▸ **SUPPLIED PASSAGE**
-- BEGIN --

[Mesa-dev] [PATCH] anv/cmd_buffer: emit binding tables always if push constants are dirty

Thu Jun 28 20:30:30 UTC 2018

On Thu, Jun 28, 2018 at 3:58 AM, Iago Toral <itoral at igalia.com> wrote:

> On Thu, 2018-06-28 at 08:47 +0200, Iago Toral wrote:
>
> On Wed, 2018-06-27 at 09:13 -0700, Jason Ekstrand wrote:
>
> On Wed, Jun 27, 2018 at 2:25 AM, Iago Toral <itoral at igalia.com> wrote:
>
> On Tue, 2018-06-26 at 10:59 -0700, Jason Ekstrand wrote:
>
> On Tue, Jun 26, 2018 at 4:08 AM, Iago Toral Quiroga <itoral at igalia.com>
> wrote:
>
> Storage images require to patch push constant stateto work, which happens
> during
> binding table emision. In the scenario where our pipeline and descriptors
> are
> not dirty, we don't re-emit the binding table, however, if our push
> constant
> state is dirty, we will re-emit the push constant state, trashing storage
> image setup.
>
> While that scenario is probably not very likely to happen in practice,
> there
> are some CTS tests that trigger this by clearing storage images and buffers
> and dispatching a compute shader in a loop. The clearing of the images
> and buffers will trigger a blorp execution which will dirty our push
> constant
> state, however, because  we don't alter the descriptors or the compute
> dispatch
> at all in the loop (we are basically execution the same program in a loop),
> our pipeline and descriptor state is not dirty. If the shader uses a
> storage
> image, then any iteration after the first will re-emit push constant state
> without re-emitting binding tables and the storage image will not be
> properly
> setup any more.

-- END --

▸ **EXCERPTED DATA**
-- BEGIN --

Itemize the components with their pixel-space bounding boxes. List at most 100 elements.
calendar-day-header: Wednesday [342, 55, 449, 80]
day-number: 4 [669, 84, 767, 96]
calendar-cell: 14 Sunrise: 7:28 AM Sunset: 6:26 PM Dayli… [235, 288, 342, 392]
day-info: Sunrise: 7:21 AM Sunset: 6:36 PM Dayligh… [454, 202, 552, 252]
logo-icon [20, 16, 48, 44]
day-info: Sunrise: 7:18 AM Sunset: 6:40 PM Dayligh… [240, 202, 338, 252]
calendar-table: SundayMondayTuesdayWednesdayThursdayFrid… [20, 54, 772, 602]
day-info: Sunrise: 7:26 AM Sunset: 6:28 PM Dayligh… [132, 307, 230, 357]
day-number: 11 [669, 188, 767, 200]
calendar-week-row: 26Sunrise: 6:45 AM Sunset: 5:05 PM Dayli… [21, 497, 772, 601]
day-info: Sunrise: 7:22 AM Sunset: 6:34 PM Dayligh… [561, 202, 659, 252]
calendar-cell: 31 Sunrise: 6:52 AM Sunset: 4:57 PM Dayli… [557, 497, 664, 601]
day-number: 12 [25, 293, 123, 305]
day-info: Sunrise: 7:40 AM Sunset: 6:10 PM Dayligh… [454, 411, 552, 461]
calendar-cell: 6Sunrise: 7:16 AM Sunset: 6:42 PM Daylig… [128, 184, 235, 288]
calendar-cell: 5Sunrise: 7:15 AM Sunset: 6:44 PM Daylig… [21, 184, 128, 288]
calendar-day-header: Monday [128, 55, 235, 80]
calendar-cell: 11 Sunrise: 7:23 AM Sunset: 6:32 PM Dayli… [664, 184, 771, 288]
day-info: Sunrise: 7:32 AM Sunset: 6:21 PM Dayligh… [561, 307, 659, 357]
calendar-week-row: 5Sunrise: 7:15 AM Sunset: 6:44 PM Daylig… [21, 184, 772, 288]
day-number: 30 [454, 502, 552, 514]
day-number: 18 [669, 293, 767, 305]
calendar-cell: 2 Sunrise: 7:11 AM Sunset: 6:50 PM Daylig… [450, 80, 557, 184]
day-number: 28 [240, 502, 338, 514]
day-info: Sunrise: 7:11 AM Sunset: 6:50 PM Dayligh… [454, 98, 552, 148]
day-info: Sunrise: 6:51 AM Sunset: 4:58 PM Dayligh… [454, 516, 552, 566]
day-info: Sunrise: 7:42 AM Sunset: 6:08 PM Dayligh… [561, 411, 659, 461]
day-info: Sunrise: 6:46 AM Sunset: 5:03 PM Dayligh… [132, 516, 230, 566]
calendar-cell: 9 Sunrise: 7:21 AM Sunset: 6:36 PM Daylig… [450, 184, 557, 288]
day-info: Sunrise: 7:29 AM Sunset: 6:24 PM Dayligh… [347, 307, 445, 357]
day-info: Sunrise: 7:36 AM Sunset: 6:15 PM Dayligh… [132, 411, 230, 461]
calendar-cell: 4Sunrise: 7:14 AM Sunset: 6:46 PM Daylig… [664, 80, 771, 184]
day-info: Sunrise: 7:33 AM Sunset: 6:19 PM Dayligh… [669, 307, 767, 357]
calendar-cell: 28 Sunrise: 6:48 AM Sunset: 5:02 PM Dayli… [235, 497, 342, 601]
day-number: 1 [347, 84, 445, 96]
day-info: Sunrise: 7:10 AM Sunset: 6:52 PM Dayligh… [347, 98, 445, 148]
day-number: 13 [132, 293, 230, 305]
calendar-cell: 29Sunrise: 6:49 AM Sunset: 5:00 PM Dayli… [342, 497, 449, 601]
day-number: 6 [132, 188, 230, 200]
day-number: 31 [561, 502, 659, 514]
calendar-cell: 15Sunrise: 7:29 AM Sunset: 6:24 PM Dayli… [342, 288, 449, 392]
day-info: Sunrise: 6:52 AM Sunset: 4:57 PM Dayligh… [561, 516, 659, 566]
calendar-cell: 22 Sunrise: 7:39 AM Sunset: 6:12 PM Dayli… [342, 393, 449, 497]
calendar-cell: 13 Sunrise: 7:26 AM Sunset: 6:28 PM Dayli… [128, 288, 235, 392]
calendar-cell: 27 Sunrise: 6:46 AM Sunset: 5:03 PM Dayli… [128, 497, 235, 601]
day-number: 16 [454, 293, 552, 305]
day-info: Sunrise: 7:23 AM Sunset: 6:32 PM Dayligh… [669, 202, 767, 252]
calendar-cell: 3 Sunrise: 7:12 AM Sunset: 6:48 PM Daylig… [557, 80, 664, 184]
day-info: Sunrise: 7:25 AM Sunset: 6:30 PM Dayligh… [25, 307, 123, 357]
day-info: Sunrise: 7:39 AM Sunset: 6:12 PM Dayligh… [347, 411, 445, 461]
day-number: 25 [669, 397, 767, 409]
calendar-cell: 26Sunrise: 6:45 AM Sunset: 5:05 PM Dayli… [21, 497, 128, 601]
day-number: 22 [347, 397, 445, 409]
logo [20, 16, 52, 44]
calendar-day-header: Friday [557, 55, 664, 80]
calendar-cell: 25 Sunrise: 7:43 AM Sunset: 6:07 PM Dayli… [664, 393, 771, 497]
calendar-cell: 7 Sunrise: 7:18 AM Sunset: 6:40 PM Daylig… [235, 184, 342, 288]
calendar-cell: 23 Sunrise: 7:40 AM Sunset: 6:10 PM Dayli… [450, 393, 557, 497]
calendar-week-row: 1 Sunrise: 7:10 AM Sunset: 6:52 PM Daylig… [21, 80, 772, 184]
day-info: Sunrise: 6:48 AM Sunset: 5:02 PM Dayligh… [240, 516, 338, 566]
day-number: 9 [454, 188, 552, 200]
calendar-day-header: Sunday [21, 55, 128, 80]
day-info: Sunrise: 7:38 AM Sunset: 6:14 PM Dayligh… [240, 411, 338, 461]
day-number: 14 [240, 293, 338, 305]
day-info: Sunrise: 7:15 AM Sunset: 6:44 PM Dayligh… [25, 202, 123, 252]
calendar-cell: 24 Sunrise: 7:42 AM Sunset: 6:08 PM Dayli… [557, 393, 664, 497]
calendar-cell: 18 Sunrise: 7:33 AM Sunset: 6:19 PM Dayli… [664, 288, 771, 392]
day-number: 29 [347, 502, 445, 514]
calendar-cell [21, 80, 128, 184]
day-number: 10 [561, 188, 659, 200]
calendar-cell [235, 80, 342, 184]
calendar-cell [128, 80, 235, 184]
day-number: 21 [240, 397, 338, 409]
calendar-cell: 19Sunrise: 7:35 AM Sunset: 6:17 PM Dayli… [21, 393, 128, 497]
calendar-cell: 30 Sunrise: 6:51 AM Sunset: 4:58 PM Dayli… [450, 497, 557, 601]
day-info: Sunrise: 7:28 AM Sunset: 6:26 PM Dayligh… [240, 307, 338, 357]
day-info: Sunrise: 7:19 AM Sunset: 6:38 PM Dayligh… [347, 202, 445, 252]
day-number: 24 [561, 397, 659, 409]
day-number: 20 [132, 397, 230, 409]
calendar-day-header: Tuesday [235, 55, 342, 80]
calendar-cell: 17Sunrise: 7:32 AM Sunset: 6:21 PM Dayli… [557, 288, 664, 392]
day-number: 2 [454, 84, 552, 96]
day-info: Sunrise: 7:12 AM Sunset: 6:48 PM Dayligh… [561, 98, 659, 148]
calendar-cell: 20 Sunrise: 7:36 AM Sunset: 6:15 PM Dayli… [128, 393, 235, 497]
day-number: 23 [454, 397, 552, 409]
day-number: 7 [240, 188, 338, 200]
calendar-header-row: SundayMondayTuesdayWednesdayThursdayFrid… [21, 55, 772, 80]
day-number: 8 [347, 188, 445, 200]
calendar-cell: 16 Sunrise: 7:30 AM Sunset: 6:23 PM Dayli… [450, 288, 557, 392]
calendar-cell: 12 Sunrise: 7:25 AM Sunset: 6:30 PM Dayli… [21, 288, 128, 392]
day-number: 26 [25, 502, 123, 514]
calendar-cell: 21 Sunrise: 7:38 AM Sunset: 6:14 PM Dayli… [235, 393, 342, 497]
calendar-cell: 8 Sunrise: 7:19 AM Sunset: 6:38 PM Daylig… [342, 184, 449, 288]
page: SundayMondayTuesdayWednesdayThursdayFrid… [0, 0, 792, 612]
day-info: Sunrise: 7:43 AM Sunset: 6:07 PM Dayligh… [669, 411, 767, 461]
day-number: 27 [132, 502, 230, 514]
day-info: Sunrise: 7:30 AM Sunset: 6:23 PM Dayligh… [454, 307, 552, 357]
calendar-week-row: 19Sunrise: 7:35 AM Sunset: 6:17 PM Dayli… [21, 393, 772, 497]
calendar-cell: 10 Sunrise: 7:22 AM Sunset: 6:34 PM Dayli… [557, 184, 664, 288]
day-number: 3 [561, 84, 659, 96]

-- END --

▸ **WORK TO DO**
A - Could you rename "day-info" to "day-details" in the records, beginning at their first line and stopping after the line that has "54, 772, 602]", with everything else unchanged? Give only those lines.
B - How would the mailing-list message about re-emitting binding tables when push constants are dirty go on? Continue it from where it stops.
The records and the text come from unrelated sources.

▸ **EXERCISE RESPONSES**
A -
Itemize the components with their pixel-space bounding boxes. List at most 100 elements.
calendar-day-header: Wednesday [342, 55, 449, 80]
day-number: 4 [669, 84, 767, 96]
calendar-cell: 14 Sunrise: 7:28 AM Sunset: 6:26 PM Dayli… [235, 288, 342, 392]
day-details: Sunrise: 7:21 AM Sunset: 6:36 PM Dayligh… [454, 202, 552, 252]
logo-icon [20, 16, 48, 44]
day-details: Sunrise: 7:18 AM Sunset: 6:40 PM Dayligh… [240, 202, 338, 252]
calendar-table: SundayMondayTuesdayWednesdayThursdayFrid… [20, 54, 772, 602]

B -
>
>
> I don't see why that is a problem.  The only thing flush_descriptor_sets
> does is fill out the binding and sampler tables and fill in the push
> constant data for storage images/buffers.  The actual HW packets are filled
> out by flush_push_constants and emit_descriptor_pointers.  Yes, blorp
> trashes our descriptor pointers but the descriptor sets should be fine.
> For push constants, it does emit 3DSTATE_CONSTANT_* but it doesn't actually
> modify anv_cmd_state::push_constants.
>
> Are secondary command buffers involved?  I could see something funny going
> on with those.
>
>
> No, no secondaries are involved. I did some more investigation and I think
> my explanation of the problem was not good, this is what is really
> happening:
>
> First, I found the problem in the compute pipeline and I only extended the
> fix to the graphics pipeline because it looked like the same rationale
> would apply, so I'll explain what happens in compute and then we can
> discuss whether the same problem applies to graphics.
>
> The test does something like this:
>
> for (...) {
> clear ssbos / storage images
> dispatch compute
> }
>
> The first iteration of this loop will find that the compute pipeline and
> descriptors are dirty and proceed to emit binding tables. We have storage
> images, so during that process the push constant buffer is amended to
> include storage images. Specifically, we call anv_cmd_buffer_ensure_push_constants_size()
> for the images field. This gives us a size of 624.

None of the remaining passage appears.